PROBLEM:
In the material below, find all lines with the string "Nicobar" and copy them.

-------- MATERIAL SUPPLIED

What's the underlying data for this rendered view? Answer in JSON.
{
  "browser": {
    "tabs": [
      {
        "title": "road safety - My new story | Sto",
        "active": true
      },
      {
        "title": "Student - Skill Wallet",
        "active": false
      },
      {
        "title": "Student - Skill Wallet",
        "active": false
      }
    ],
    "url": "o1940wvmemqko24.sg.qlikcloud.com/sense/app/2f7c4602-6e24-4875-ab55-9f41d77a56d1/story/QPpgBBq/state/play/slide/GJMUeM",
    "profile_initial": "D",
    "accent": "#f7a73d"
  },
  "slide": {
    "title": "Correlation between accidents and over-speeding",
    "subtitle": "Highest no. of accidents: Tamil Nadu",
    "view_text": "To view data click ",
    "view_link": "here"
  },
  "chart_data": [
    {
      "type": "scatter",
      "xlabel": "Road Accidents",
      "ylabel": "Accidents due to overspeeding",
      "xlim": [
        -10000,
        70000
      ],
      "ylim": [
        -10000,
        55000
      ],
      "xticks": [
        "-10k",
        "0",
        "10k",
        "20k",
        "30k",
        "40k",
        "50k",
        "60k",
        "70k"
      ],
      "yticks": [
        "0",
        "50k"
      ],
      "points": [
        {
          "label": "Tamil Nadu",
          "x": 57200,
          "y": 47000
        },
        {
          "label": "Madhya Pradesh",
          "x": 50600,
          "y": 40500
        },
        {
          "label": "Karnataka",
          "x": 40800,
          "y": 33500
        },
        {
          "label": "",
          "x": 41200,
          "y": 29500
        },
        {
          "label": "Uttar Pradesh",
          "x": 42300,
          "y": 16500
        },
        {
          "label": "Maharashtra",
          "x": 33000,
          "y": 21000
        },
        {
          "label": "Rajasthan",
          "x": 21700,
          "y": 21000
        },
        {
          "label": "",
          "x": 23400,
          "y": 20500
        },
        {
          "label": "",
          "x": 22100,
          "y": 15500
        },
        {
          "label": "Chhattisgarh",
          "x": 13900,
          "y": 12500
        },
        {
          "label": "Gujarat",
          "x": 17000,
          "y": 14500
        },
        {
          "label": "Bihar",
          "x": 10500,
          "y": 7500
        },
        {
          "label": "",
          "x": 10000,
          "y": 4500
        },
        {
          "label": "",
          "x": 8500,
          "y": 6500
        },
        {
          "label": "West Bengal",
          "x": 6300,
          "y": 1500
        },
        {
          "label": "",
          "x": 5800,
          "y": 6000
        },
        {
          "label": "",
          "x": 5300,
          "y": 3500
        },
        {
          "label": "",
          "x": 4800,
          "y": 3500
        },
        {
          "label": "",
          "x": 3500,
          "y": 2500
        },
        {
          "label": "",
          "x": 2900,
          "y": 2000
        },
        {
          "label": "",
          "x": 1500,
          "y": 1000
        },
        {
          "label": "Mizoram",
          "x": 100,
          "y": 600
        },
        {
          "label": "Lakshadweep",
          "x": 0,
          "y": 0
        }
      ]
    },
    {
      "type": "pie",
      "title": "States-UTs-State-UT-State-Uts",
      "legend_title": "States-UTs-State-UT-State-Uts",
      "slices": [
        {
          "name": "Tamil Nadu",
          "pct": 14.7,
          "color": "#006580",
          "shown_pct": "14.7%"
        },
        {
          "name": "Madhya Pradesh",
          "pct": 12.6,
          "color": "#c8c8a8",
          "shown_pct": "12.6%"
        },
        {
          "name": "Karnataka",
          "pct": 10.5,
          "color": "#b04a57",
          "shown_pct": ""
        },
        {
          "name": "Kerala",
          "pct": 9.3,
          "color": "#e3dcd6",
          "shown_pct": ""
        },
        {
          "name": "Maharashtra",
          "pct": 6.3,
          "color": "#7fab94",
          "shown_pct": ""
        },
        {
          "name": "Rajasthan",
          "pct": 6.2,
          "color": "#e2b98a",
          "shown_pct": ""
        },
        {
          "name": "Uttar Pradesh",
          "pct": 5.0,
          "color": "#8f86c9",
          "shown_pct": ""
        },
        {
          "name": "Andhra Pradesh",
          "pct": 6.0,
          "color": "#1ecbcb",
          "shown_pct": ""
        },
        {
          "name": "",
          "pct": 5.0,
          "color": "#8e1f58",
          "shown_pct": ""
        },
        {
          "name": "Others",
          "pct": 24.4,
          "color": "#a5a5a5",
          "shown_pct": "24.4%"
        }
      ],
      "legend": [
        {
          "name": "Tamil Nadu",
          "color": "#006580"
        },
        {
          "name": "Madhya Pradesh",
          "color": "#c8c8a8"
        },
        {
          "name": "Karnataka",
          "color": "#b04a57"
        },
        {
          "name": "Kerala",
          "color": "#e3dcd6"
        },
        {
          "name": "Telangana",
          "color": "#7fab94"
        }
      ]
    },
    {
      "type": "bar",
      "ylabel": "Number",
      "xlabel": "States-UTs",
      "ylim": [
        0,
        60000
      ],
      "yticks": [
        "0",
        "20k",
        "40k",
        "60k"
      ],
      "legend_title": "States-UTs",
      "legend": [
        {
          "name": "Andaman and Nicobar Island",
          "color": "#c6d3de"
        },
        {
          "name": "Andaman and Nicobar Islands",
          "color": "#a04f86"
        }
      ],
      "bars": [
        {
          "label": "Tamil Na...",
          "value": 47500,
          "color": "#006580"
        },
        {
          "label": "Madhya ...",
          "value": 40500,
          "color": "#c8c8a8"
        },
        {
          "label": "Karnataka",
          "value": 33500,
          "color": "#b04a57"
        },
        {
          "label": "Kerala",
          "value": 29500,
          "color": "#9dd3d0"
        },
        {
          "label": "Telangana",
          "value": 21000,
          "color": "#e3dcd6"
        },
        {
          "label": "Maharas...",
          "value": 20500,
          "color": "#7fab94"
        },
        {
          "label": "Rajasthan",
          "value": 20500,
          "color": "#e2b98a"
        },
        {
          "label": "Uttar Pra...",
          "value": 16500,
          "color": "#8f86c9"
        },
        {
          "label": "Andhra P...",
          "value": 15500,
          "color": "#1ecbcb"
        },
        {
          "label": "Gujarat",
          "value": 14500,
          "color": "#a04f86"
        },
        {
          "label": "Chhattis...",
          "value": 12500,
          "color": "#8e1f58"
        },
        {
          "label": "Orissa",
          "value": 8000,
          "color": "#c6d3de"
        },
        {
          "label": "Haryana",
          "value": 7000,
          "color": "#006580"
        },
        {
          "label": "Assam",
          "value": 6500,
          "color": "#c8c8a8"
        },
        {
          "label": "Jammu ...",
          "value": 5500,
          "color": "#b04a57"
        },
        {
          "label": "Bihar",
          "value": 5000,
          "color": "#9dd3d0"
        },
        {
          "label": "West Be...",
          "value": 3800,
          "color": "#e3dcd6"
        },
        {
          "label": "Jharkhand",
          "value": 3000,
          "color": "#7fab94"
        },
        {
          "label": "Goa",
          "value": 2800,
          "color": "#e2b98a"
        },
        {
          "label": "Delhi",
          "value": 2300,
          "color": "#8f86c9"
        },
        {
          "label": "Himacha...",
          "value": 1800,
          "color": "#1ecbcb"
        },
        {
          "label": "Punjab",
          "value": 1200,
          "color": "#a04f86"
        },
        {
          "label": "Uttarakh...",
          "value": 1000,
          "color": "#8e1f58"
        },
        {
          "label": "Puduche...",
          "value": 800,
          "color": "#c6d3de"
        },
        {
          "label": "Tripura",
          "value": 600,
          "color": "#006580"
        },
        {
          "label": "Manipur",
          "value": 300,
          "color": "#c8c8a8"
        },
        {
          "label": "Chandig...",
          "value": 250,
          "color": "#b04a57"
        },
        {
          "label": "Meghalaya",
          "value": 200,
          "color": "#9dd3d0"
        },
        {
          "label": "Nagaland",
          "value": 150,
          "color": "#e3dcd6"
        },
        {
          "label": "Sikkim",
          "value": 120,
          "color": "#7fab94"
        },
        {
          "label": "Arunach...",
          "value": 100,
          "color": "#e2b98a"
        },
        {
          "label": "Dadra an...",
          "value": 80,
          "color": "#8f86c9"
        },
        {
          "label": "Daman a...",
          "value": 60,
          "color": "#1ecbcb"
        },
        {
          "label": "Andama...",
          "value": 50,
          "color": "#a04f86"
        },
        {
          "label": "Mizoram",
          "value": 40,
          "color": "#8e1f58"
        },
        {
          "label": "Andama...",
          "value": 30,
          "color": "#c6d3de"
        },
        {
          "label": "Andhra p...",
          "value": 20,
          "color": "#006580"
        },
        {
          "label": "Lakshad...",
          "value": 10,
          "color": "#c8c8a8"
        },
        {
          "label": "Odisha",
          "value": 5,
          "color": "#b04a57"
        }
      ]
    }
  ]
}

----------------

ANSWER:
          "name": "Andaman and Nicobar Island",
          "name": "Andaman and Nicobar Islands",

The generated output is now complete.